#### Problem
In full and without alteration, transcribe the listing.

#### Data records
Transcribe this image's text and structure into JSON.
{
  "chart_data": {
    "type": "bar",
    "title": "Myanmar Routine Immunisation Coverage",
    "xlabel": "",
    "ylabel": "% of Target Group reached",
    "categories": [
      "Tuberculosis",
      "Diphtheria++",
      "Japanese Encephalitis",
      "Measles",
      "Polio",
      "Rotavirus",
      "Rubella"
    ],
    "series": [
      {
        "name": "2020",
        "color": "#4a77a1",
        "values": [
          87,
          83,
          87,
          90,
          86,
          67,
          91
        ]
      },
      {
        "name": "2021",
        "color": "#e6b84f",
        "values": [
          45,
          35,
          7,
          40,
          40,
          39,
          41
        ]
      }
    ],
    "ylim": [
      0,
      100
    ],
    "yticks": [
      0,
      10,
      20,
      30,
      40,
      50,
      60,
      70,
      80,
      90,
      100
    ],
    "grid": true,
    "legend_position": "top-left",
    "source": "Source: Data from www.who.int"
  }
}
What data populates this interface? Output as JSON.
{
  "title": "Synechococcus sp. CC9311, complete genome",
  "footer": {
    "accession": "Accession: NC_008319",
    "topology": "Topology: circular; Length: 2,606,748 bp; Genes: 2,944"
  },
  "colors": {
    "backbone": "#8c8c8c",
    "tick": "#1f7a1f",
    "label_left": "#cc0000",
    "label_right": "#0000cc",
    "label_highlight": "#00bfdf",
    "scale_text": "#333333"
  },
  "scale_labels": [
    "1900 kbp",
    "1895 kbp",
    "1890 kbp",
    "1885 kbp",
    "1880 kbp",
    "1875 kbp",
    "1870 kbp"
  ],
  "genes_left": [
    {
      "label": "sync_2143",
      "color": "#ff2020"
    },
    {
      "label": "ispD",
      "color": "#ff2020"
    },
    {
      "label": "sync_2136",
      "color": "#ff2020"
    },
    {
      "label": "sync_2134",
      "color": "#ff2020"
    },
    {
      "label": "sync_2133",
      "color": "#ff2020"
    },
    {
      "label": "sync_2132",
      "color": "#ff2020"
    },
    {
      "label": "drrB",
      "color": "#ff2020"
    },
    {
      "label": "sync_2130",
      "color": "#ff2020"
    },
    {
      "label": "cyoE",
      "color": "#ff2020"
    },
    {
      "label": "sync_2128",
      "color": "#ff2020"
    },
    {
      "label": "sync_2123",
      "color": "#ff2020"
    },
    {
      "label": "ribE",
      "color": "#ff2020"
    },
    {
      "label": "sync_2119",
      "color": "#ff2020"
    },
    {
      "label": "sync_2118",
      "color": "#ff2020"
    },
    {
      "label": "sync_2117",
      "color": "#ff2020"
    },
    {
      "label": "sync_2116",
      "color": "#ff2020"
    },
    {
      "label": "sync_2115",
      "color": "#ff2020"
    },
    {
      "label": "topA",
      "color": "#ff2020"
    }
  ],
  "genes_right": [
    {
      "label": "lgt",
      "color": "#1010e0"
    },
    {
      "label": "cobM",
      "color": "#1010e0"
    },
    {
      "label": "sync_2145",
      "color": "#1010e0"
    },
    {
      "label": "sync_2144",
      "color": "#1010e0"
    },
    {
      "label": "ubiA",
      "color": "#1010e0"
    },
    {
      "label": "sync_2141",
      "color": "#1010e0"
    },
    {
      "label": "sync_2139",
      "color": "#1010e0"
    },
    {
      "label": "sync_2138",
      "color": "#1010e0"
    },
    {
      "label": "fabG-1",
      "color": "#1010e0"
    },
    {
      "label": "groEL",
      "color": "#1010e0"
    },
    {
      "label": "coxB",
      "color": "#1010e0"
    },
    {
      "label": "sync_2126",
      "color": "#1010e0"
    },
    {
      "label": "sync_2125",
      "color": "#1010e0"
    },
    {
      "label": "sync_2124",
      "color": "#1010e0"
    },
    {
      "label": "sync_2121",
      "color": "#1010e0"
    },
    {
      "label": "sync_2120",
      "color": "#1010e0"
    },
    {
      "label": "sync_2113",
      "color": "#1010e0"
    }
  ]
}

#### Written answer
Transcribe this image's text and structure into JSON.
{
  "chart_data": {
    "type": "bar",
    "title": "Myanmar Routine Immunisation Coverage",
    "xlabel": "",
    "ylabel": "% of Target Group reached",
    "categories": [
      "Tuberculosis",
      "Diphtheria++",
      "Japanese Encephalitis",
      "Measles",
      "Polio",
      "Rotavirus",
      "Rubella"
    ],
    "series": [
      {
        "name": "2020",
        "color": "#4a77a1",
        "values": [
          87,
          83,
          87,
          90,
          86,
          67,
          91
        ]
      },
      {
        "name": "2021",
        "color": "#e6b84f",
        "values": [
          45,
          35,
          7,
          40,
          40,
          39,
          41
        ]
      }
    ],
    "ylim": [
      0,
      100
    ],
    "yticks": [
      0,
      10,
      20,
      30,
      40,
      50,
      60,
      70,
      80,
      90,
      100
    ],
    "grid": true,
    "legend_position": "top-left",
    "source": "Source: Data from www.who.int"
  }
}
What data populates this interface? Output as JSON.
{
  "title": "Synechococcus sp. CC9311, complete genome",
  "footer": {
    "accession": "Accession: NC_008319",
    "topology": "Topology: circular; Length: 2,606,748 bp; Genes: 2,944"
  },
  "colors": {
    "backbone": "#8c8c8c",
    "tick": "#1f7a1f",
    "label_left": "#cc0000",
    "label_right": "#0000cc",
    "label_highlight": "#00bfdf",
    "scale_text": "#333333"
  },
  "scale_labels": [
    "1900 kbp",
    "1895 kbp",
    "1890 kbp",
    "1885 kbp",
    "1880 kbp",
    "1875 kbp",
    "1870 kbp"
  ],
  "genes_left": [
    {
      "label": "sync_2143",
      "color": "#ff2020"
    },
    {
      "label": "ispD",
      "color": "#ff2020"
    },
    {
      "label": "sync_2136",
      "color": "#ff2020"
    },
    {
      "label": "sync_2134",
      "color": "#ff2020"
    },
    {
      "label": "sync_2133",
      "color": "#ff2020"
    },
    {
      "label": "sync_2132",
      "color": "#ff2020"
    },
    {
      "label": "drrB",
      "color": "#ff2020"
    },
    {
      "label": "sync_2130",
      "color": "#ff2020"
    },
    {
      "label": "cyoE",
      "color": "#ff2020"
    },
    {
      "label": "sync_2128",
      "color": "#ff2020"
    },
    {
      "label": "sync_2123",
      "color": "#ff2020"
    },
    {
      "label": "ribE",
      "color": "#ff2020"
    },
    {
      "label": "sync_2119",
      "color": "#ff2020"
    },
    {
      "label": "sync_2118",
      "color": "#ff2020"
    },
    {
      "label": "sync_2117",
      "color": "#ff2020"
    },
    {
      "label": "sync_2116",
      "color": "#ff2020"
    },
    {
      "label": "sync_2115",
      "color": "#ff2020"
    },
    {
      "label": "topA",
      "color": "#ff2020"
    }
  ],
  "genes_right": [
    {
      "label": "lgt",
      "color": "#1010e0"
    },
    {
      "label": "cobM",
      "color": "#1010e0"
    },
    {
      "label": "sync_2145",
      "color": "#1010e0"
    },
    {
      "label": "sync_2144",
      "color": "#1010e0"
    },
    {
      "label": "ubiA",
      "color": "#1010e0"
    },
    {
      "label": "sync_2141",
      "color": "#1010e0"
    },
    {
      "label": "sync_2139",
      "color": "#1010e0"
    },
    {
      "label": "sync_2138",
      "color": "#1010e0"
    },
    {
      "label": "fabG-1",
      "color": "#1010e0"
    },
    {
      "label": "groEL",
      "color": "#1010e0"
    },
    {
      "label": "coxB",
      "color": "#1010e0"
    },
    {
      "label": "sync_2126",
      "color": "#1010e0"
    },
    {
      "label": "sync_2125",
      "color": "#1010e0"
    },
    {
      "label": "sync_2124",
      "color": "#1010e0"
    },
    {
      "label": "sync_2121",
      "color": "#1010e0"
    },
    {
      "label": "sync_2120",
      "color": "#1010e0"
    },
    {
      "label": "sync_2113",
      "color": "#1010e0"
    }
  ]
}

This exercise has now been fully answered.